* Recorded data *
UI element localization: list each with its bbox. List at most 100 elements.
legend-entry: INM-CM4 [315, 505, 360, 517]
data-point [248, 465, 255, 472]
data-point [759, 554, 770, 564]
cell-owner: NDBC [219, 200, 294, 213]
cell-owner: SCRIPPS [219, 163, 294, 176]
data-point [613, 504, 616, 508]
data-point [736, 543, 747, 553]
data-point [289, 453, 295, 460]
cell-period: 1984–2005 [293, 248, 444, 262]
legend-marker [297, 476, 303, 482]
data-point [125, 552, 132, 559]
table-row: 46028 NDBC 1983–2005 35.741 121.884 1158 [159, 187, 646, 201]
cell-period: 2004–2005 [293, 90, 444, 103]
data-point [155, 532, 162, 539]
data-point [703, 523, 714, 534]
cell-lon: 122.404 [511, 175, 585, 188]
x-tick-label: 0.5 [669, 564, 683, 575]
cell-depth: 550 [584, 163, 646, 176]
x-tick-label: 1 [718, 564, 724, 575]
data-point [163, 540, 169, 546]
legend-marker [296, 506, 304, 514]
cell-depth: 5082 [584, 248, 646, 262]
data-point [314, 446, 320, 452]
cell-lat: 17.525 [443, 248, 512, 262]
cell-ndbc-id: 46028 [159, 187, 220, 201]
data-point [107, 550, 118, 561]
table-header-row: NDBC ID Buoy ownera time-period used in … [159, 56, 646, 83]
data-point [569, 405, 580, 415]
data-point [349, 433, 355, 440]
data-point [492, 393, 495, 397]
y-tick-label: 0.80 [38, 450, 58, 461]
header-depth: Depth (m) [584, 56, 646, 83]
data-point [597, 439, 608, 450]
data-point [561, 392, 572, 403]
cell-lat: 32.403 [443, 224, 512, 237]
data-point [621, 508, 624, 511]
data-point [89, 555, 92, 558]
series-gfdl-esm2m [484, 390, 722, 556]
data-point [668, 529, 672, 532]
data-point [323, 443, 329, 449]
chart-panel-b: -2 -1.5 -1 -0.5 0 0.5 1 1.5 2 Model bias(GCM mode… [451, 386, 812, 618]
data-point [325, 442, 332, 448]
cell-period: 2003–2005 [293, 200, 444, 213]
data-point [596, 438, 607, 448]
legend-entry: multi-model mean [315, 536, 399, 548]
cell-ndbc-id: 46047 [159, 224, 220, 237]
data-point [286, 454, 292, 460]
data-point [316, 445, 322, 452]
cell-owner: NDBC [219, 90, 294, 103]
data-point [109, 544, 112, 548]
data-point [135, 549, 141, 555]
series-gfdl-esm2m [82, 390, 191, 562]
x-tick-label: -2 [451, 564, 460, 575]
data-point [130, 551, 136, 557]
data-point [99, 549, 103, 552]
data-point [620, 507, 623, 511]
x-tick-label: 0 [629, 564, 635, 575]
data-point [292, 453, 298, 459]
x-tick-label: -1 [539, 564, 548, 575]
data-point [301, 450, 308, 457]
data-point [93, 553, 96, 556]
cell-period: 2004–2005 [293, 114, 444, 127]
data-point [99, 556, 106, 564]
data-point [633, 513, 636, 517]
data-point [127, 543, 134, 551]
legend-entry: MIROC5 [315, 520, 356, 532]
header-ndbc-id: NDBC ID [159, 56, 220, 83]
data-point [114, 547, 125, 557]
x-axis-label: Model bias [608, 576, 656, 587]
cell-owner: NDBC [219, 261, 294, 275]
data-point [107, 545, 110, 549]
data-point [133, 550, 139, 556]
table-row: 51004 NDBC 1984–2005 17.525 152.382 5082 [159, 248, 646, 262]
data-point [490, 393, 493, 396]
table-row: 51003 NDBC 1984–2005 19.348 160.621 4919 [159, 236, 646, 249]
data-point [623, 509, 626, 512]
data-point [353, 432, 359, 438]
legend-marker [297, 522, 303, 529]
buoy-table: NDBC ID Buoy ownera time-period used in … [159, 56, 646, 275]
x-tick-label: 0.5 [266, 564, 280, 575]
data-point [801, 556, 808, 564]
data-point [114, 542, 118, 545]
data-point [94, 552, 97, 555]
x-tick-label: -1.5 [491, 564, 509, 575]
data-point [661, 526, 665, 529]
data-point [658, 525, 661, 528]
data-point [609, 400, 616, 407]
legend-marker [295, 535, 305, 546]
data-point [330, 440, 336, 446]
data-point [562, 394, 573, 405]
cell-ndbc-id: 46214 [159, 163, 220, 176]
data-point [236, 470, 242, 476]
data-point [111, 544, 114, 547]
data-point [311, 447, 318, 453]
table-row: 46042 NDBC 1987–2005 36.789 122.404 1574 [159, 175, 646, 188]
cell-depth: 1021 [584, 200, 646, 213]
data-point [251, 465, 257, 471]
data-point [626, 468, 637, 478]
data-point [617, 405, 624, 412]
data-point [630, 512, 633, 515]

* Exercise goal *
Reproduce all of the data, swapping "x-tick-label" for "x-axis-tick" wherever it occurs and leaving every other line untouched.

* Written solution *
UI element localization: list each with its bbox. List at most 100 elements.
legend-entry: INM-CM4 [315, 505, 360, 517]
data-point [248, 465, 255, 472]
data-point [759, 554, 770, 564]
cell-owner: NDBC [219, 200, 294, 213]
cell-owner: SCRIPPS [219, 163, 294, 176]
data-point [613, 504, 616, 508]
data-point [736, 543, 747, 553]
data-point [289, 453, 295, 460]
cell-period: 1984–2005 [293, 248, 444, 262]
legend-marker [297, 476, 303, 482]
data-point [125, 552, 132, 559]
table-row: 46028 NDBC 1983–2005 35.741 121.884 1158 [159, 187, 646, 201]
cell-period: 2004–2005 [293, 90, 444, 103]
data-point [155, 532, 162, 539]
data-point [703, 523, 714, 534]
cell-lon: 122.404 [511, 175, 585, 188]
x-axis-tick: 0.5 [669, 564, 683, 575]
cell-depth: 550 [584, 163, 646, 176]
x-axis-tick: 1 [718, 564, 724, 575]
data-point [163, 540, 169, 546]
legend-marker [296, 506, 304, 514]
cell-depth: 5082 [584, 248, 646, 262]
data-point [314, 446, 320, 452]
cell-lat: 17.525 [443, 248, 512, 262]
cell-ndbc-id: 46028 [159, 187, 220, 201]
data-point [107, 550, 118, 561]
table-header-row: NDBC ID Buoy ownera time-period used in … [159, 56, 646, 83]
data-point [569, 405, 580, 415]
data-point [349, 433, 355, 440]
data-point [492, 393, 495, 397]
y-tick-label: 0.80 [38, 450, 58, 461]
header-depth: Depth (m) [584, 56, 646, 83]
data-point [597, 439, 608, 450]
data-point [561, 392, 572, 403]
cell-lat: 32.403 [443, 224, 512, 237]
data-point [621, 508, 624, 511]
data-point [89, 555, 92, 558]
series-gfdl-esm2m [484, 390, 722, 556]
data-point [668, 529, 672, 532]
data-point [323, 443, 329, 449]
chart-panel-b: -2 -1.5 -1 -0.5 0 0.5 1 1.5 2 Model bias(GCM mode… [451, 386, 812, 618]
data-point [325, 442, 332, 448]
cell-period: 2003–2005 [293, 200, 444, 213]
data-point [596, 438, 607, 448]
legend-entry: multi-model mean [315, 536, 399, 548]
cell-ndbc-id: 46047 [159, 224, 220, 237]
data-point [286, 454, 292, 460]
data-point [316, 445, 322, 452]
cell-owner: NDBC [219, 90, 294, 103]
data-point [109, 544, 112, 548]
data-point [135, 549, 141, 555]
series-gfdl-esm2m [82, 390, 191, 562]
x-axis-tick: -2 [451, 564, 460, 575]
data-point [130, 551, 136, 557]
data-point [99, 549, 103, 552]
data-point [620, 507, 623, 511]
x-axis-tick: 0 [629, 564, 635, 575]
data-point [292, 453, 298, 459]
x-axis-tick: -1 [539, 564, 548, 575]
data-point [301, 450, 308, 457]
data-point [93, 553, 96, 556]
cell-period: 2004–2005 [293, 114, 444, 127]
data-point [99, 556, 106, 564]
data-point [633, 513, 636, 517]
data-point [127, 543, 134, 551]
legend-entry: MIROC5 [315, 520, 356, 532]
header-ndbc-id: NDBC ID [159, 56, 220, 83]
data-point [114, 547, 125, 557]
x-axis-label: Model bias [608, 576, 656, 587]
cell-owner: NDBC [219, 261, 294, 275]
data-point [107, 545, 110, 549]
data-point [133, 550, 139, 556]
table-row: 51004 NDBC 1984–2005 17.525 152.382 5082 [159, 248, 646, 262]
data-point [490, 393, 493, 396]
table-row: 51003 NDBC 1984–2005 19.348 160.621 4919 [159, 236, 646, 249]
data-point [623, 509, 626, 512]
data-point [353, 432, 359, 438]
legend-marker [297, 522, 303, 529]
buoy-table: NDBC ID Buoy ownera time-period used in … [159, 56, 646, 275]
x-axis-tick: 0.5 [266, 564, 280, 575]
data-point [801, 556, 808, 564]
data-point [114, 542, 118, 545]
data-point [94, 552, 97, 555]
x-axis-tick: -1.5 [491, 564, 509, 575]
data-point [661, 526, 665, 529]
data-point [658, 525, 661, 528]
data-point [609, 400, 616, 407]
legend-marker [295, 535, 305, 546]
data-point [330, 440, 336, 446]
data-point [562, 394, 573, 405]
cell-ndbc-id: 46214 [159, 163, 220, 176]
data-point [236, 470, 242, 476]
data-point [111, 544, 114, 547]
data-point [311, 447, 318, 453]
table-row: 46042 NDBC 1987–2005 36.789 122.404 1574 [159, 175, 646, 188]
cell-depth: 1021 [584, 200, 646, 213]
data-point [251, 465, 257, 471]
data-point [626, 468, 637, 478]
data-point [617, 405, 624, 412]
data-point [630, 512, 633, 515]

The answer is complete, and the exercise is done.